◆ **REQUIREMENT**
Filter the entries and keep only the lines where the string "Lourdes" appears.

++++ DATA TO USE

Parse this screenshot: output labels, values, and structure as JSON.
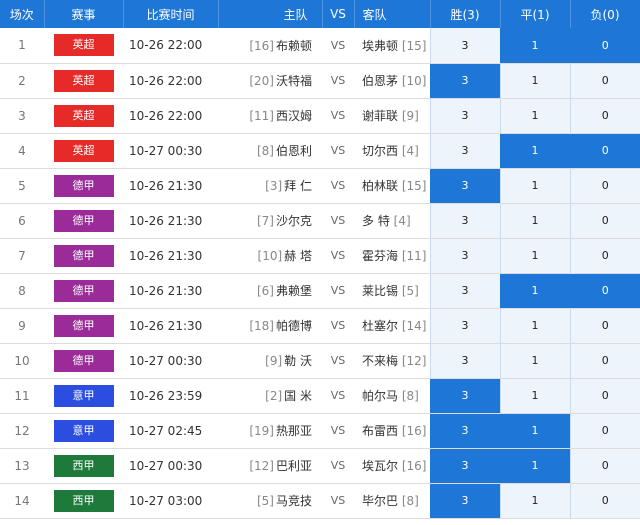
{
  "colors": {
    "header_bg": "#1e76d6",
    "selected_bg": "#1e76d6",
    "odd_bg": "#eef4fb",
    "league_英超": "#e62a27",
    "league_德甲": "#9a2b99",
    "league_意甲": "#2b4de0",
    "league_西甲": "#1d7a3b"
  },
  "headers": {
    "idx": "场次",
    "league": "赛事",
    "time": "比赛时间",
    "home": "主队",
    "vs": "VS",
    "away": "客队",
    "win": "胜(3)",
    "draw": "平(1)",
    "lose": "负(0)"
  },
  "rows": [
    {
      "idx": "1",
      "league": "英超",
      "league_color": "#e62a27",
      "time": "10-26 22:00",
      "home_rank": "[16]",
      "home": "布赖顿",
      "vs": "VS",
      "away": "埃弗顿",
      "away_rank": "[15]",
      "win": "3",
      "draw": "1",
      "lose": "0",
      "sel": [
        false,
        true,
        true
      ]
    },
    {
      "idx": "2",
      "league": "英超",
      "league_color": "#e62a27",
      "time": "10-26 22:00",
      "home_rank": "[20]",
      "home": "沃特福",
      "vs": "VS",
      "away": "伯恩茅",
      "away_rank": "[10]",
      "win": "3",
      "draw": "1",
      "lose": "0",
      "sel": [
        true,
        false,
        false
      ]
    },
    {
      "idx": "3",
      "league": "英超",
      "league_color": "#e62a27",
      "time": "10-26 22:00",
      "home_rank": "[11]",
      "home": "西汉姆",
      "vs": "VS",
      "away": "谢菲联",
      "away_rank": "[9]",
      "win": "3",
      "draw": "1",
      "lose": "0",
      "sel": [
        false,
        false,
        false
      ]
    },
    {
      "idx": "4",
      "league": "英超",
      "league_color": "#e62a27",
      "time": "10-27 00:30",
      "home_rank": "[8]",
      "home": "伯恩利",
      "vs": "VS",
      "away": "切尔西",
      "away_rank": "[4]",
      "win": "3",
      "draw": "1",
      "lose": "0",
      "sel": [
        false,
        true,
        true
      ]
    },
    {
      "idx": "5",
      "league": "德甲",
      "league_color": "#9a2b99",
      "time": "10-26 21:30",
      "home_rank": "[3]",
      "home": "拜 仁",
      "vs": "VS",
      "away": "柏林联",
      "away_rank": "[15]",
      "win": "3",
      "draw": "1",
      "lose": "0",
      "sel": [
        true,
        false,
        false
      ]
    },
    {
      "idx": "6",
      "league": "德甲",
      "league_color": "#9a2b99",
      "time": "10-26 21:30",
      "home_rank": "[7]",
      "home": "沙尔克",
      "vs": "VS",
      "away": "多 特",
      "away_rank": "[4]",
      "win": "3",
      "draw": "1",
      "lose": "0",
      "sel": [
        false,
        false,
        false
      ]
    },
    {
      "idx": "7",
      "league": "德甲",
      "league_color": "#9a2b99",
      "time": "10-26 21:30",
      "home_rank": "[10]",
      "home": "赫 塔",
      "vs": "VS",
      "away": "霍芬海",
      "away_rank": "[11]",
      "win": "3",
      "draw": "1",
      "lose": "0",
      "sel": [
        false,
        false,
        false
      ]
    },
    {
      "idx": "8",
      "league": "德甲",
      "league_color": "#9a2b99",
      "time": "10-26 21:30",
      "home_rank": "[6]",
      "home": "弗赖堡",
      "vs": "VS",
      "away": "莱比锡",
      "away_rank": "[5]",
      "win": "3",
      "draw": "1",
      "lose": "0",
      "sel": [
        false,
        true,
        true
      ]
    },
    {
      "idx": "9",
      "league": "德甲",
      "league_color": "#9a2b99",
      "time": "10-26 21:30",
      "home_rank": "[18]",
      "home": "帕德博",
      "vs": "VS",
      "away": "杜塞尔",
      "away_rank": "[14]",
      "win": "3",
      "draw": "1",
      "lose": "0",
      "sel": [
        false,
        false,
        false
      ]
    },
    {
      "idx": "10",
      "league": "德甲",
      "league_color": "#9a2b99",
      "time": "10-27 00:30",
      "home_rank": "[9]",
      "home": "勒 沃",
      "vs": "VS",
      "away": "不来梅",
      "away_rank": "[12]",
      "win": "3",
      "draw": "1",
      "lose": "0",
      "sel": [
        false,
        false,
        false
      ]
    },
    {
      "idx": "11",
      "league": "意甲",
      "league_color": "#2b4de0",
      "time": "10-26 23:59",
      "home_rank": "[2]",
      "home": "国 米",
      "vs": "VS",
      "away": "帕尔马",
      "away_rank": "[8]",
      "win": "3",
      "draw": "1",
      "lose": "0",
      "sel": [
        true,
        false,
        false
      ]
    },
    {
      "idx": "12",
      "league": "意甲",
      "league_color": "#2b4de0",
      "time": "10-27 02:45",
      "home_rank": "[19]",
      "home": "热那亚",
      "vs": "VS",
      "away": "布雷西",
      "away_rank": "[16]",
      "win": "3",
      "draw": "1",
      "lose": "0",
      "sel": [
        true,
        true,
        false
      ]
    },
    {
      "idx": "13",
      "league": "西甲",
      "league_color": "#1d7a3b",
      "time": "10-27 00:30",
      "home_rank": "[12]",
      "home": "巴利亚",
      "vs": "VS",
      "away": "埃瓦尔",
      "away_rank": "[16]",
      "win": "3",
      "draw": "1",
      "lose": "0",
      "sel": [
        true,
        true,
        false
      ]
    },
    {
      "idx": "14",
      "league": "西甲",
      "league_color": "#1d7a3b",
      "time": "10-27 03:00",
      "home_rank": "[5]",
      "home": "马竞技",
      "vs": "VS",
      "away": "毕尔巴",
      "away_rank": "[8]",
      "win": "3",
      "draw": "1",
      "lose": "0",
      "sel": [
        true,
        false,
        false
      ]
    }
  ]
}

++++++++
++++ DATA TO USE

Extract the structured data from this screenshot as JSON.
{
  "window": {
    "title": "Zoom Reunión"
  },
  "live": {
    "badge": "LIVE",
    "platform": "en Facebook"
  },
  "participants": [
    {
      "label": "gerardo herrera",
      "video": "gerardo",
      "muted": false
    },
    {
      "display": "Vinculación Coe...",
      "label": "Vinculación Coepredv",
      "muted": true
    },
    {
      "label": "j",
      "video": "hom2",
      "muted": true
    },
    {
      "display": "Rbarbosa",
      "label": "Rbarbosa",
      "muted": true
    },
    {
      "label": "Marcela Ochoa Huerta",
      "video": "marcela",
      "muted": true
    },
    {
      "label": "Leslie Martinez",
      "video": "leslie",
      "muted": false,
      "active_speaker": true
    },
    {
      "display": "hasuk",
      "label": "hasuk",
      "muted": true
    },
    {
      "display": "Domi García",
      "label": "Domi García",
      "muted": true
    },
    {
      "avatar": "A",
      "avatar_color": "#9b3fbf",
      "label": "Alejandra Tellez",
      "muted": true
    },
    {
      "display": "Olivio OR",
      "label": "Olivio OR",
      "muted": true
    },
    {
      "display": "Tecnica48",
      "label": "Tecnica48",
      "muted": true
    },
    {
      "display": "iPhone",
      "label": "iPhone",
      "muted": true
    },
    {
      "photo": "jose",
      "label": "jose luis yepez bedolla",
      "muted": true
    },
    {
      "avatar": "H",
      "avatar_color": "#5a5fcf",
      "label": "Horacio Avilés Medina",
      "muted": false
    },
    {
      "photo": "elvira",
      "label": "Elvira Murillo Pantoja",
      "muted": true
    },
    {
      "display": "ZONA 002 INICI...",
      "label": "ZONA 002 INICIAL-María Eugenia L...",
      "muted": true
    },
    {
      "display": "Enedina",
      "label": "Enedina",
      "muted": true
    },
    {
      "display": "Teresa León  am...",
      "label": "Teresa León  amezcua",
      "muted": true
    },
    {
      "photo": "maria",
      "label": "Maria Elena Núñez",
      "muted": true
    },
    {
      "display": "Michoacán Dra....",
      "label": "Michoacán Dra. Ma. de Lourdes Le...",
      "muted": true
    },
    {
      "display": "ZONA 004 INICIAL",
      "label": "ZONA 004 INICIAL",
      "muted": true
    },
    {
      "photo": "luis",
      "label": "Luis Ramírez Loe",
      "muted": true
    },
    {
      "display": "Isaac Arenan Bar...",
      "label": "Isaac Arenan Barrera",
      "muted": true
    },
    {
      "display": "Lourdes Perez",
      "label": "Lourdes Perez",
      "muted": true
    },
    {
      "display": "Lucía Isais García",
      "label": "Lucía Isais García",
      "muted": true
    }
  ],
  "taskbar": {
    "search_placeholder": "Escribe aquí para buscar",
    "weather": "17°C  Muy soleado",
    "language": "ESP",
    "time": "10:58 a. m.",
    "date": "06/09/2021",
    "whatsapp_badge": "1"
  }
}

++++++++

◆ **RESULT**
      "label": "Michoacán Dra. Ma. de Lourdes Le...",
      "display": "Lourdes Perez",
      "label": "Lourdes Perez",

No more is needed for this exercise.